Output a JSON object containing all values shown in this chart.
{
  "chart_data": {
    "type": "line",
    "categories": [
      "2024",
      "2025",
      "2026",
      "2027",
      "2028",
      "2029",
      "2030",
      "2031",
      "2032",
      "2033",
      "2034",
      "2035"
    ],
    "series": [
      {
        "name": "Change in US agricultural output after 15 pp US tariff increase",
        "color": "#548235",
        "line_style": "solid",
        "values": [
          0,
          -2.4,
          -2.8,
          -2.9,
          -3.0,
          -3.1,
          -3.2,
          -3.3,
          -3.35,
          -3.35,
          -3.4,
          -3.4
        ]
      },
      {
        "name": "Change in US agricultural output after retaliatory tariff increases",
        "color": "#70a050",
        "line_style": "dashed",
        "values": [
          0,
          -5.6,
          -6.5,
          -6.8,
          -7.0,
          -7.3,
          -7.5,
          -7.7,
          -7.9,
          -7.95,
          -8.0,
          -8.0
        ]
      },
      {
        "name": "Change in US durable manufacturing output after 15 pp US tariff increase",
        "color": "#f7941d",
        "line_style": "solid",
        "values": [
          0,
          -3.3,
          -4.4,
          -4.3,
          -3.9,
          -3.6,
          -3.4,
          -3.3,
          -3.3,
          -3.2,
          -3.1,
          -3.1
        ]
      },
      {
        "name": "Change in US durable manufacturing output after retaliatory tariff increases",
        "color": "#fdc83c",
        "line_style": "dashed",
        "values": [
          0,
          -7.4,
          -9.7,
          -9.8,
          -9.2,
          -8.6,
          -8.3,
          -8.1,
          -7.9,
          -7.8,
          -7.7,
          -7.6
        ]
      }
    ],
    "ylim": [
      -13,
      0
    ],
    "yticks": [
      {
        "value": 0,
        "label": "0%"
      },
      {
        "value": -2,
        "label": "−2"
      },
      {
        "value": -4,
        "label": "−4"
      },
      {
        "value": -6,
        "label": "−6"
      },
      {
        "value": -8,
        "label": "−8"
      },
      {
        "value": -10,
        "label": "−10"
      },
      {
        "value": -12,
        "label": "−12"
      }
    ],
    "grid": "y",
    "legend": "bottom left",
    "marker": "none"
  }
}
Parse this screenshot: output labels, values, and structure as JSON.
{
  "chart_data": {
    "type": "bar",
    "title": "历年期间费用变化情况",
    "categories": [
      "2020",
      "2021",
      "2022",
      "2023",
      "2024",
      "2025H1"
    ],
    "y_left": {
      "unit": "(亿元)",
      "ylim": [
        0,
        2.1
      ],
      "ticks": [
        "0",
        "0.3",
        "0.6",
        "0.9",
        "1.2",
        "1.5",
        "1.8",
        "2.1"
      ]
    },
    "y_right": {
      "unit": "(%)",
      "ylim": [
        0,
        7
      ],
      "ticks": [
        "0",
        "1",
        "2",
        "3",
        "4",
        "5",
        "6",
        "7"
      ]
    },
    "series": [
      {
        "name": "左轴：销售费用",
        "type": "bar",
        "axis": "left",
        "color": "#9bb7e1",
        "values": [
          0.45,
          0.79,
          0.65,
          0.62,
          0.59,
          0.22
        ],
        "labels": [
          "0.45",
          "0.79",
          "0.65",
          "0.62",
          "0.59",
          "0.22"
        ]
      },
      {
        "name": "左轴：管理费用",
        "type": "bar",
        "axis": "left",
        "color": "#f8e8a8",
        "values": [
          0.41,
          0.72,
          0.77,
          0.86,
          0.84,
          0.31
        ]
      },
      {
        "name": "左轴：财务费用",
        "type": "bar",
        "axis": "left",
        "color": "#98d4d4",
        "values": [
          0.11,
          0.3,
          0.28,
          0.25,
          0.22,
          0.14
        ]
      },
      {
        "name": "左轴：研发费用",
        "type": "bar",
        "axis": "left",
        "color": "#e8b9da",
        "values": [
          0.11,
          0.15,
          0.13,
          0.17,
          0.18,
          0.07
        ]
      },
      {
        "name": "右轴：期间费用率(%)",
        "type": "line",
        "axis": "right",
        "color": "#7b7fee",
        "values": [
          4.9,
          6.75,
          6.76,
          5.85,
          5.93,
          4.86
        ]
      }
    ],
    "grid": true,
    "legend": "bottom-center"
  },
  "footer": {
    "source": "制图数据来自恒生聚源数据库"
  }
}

+===+

What is required
Write out the material exactly as given.

Answer for the task
Output a JSON object containing all values shown in this chart.
{
  "chart_data": {
    "type": "line",
    "categories": [
      "2024",
      "2025",
      "2026",
      "2027",
      "2028",
      "2029",
      "2030",
      "2031",
      "2032",
      "2033",
      "2034",
      "2035"
    ],
    "series": [
      {
        "name": "Change in US agricultural output after 15 pp US tariff increase",
        "color": "#548235",
        "line_style": "solid",
        "values": [
          0,
          -2.4,
          -2.8,
          -2.9,
          -3.0,
          -3.1,
          -3.2,
          -3.3,
          -3.35,
          -3.35,
          -3.4,
          -3.4
        ]
      },
      {
        "name": "Change in US agricultural output after retaliatory tariff increases",
        "color": "#70a050",
        "line_style": "dashed",
        "values": [
          0,
          -5.6,
          -6.5,
          -6.8,
          -7.0,
          -7.3,
          -7.5,
          -7.7,
          -7.9,
          -7.95,
          -8.0,
          -8.0
        ]
      },
      {
        "name": "Change in US durable manufacturing output after 15 pp US tariff increase",
        "color": "#f7941d",
        "line_style": "solid",
        "values": [
          0,
          -3.3,
          -4.4,
          -4.3,
          -3.9,
          -3.6,
          -3.4,
          -3.3,
          -3.3,
          -3.2,
          -3.1,
          -3.1
        ]
      },
      {
        "name": "Change in US durable manufacturing output after retaliatory tariff increases",
        "color": "#fdc83c",
        "line_style": "dashed",
        "values": [
          0,
          -7.4,
          -9.7,
          -9.8,
          -9.2,
          -8.6,
          -8.3,
          -8.1,
          -7.9,
          -7.8,
          -7.7,
          -7.6
        ]
      }
    ],
    "ylim": [
      -13,
      0
    ],
    "yticks": [
      {
        "value": 0,
        "label": "0%"
      },
      {
        "value": -2,
        "label": "−2"
      },
      {
        "value": -4,
        "label": "−4"
      },
      {
        "value": -6,
        "label": "−6"
      },
      {
        "value": -8,
        "label": "−8"
      },
      {
        "value": -10,
        "label": "−10"
      },
      {
        "value": -12,
        "label": "−12"
      }
    ],
    "grid": "y",
    "legend": "bottom left",
    "marker": "none"
  }
}
Parse this screenshot: output labels, values, and structure as JSON.
{
  "chart_data": {
    "type": "bar",
    "title": "历年期间费用变化情况",
    "categories": [
      "2020",
      "2021",
      "2022",
      "2023",
      "2024",
      "2025H1"
    ],
    "y_left": {
      "unit": "(亿元)",
      "ylim": [
        0,
        2.1
      ],
      "ticks": [
        "0",
        "0.3",
        "0.6",
        "0.9",
        "1.2",
        "1.5",
        "1.8",
        "2.1"
      ]
    },
    "y_right": {
      "unit": "(%)",
      "ylim": [
        0,
        7
      ],
      "ticks": [
        "0",
        "1",
        "2",
        "3",
        "4",
        "5",
        "6",
        "7"
      ]
    },
    "series": [
      {
        "name": "左轴：销售费用",
        "type": "bar",
        "axis": "left",
        "color": "#9bb7e1",
        "values": [
          0.45,
          0.79,
          0.65,
          0.62,
          0.59,
          0.22
        ],
        "labels": [
          "0.45",
          "0.79",
          "0.65",
          "0.62",
          "0.59",
          "0.22"
        ]
      },
      {
        "name": "左轴：管理费用",
        "type": "bar",
        "axis": "left",
        "color": "#f8e8a8",
        "values": [
          0.41,
          0.72,
          0.77,
          0.86,
          0.84,
          0.31
        ]
      },
      {
        "name": "左轴：财务费用",
        "type": "bar",
        "axis": "left",
        "color": "#98d4d4",
        "values": [
          0.11,
          0.3,
          0.28,
          0.25,
          0.22,
          0.14
        ]
      },
      {
        "name": "左轴：研发费用",
        "type": "bar",
        "axis": "left",
        "color": "#e8b9da",
        "values": [
          0.11,
          0.15,
          0.13,
          0.17,
          0.18,
          0.07
        ]
      },
      {
        "name": "右轴：期间费用率(%)",
        "type": "line",
        "axis": "right",
        "color": "#7b7fee",
        "values": [
          4.9,
          6.75,
          6.76,
          5.85,
          5.93,
          4.86
        ]
      }
    ],
    "grid": true,
    "legend": "bottom-center"
  },
  "footer": {
    "source": "制图数据来自恒生聚源数据库"
  }
}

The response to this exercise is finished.